** begin DATASET CONTENT **
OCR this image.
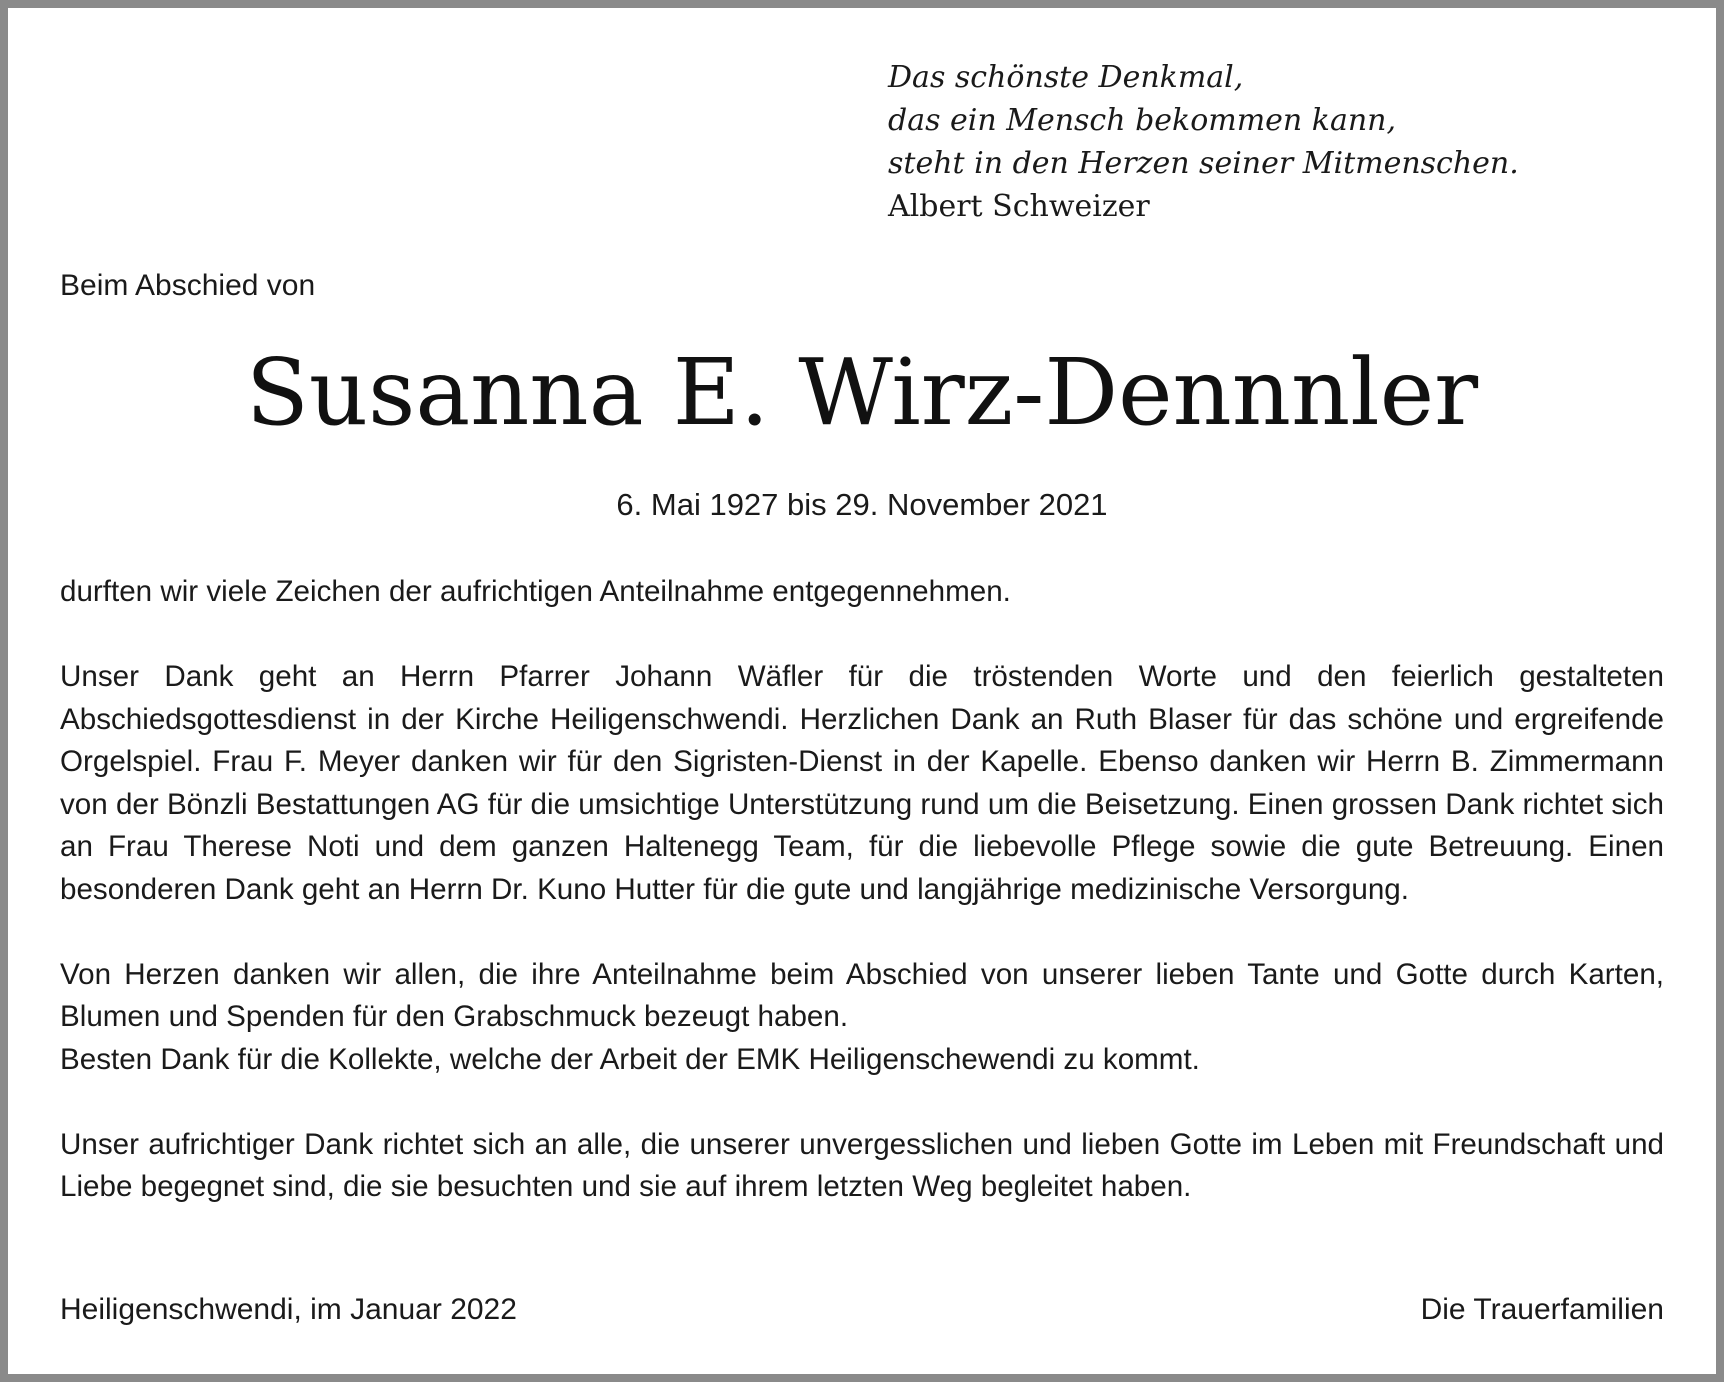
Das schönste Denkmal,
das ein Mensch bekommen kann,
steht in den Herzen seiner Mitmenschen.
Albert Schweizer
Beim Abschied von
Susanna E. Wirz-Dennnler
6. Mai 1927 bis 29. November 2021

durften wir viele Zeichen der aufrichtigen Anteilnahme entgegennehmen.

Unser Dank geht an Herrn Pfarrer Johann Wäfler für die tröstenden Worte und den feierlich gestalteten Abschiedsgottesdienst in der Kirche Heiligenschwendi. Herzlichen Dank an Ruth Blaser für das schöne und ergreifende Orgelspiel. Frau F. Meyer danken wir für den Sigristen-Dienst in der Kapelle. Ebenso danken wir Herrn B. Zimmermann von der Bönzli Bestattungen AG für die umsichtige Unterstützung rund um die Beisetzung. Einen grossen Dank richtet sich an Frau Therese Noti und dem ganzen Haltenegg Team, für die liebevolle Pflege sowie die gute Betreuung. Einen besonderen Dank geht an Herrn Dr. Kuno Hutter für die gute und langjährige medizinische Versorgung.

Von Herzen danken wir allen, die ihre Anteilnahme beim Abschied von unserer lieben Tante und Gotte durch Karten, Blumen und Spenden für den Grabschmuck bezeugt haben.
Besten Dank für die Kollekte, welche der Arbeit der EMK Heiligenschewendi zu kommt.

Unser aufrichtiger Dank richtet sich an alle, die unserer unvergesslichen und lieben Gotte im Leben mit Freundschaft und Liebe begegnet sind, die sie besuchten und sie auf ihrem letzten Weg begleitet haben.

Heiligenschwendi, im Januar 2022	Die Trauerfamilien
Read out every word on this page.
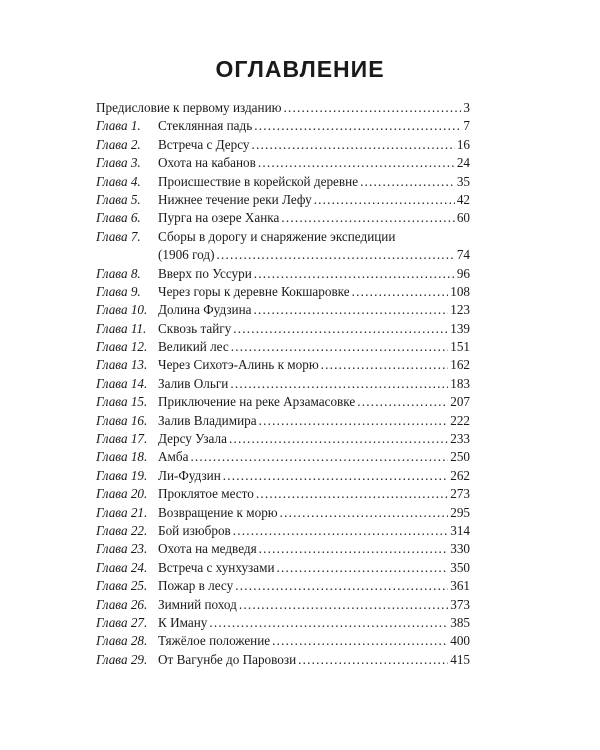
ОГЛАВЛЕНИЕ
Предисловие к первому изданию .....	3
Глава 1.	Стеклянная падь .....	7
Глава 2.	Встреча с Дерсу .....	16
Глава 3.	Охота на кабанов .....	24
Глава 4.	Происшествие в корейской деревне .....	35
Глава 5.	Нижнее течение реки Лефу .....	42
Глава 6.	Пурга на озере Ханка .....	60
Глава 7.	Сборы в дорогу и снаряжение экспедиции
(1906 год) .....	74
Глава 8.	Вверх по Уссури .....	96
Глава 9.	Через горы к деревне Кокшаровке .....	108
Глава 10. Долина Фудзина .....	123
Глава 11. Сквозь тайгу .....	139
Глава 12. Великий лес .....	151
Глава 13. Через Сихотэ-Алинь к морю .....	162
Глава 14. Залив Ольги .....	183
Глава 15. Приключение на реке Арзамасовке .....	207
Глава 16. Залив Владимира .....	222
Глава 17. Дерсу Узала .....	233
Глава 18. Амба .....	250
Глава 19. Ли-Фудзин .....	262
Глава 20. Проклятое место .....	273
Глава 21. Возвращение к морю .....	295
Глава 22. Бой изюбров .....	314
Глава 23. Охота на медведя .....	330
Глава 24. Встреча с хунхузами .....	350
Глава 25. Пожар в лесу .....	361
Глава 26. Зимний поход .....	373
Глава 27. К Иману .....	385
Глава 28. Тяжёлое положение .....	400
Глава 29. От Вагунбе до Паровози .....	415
** end DATASET CONTENT **
### STATED EXERCISE:
Pick out the lines containing the word "haben" and show them.

### TASK SOLUTION:
Von Herzen danken wir allen, die ihre Anteilnahme beim Abschied von unserer lieben Tante und Gotte durch Karten, Blumen und Spenden für den Grabschmuck bezeugt haben.
Unser aufrichtiger Dank richtet sich an alle, die unserer unvergesslichen und lieben Gotte im Leben mit Freundschaft und Liebe begegnet sind, die sie besuchten und sie auf ihrem letzten Weg begleitet haben.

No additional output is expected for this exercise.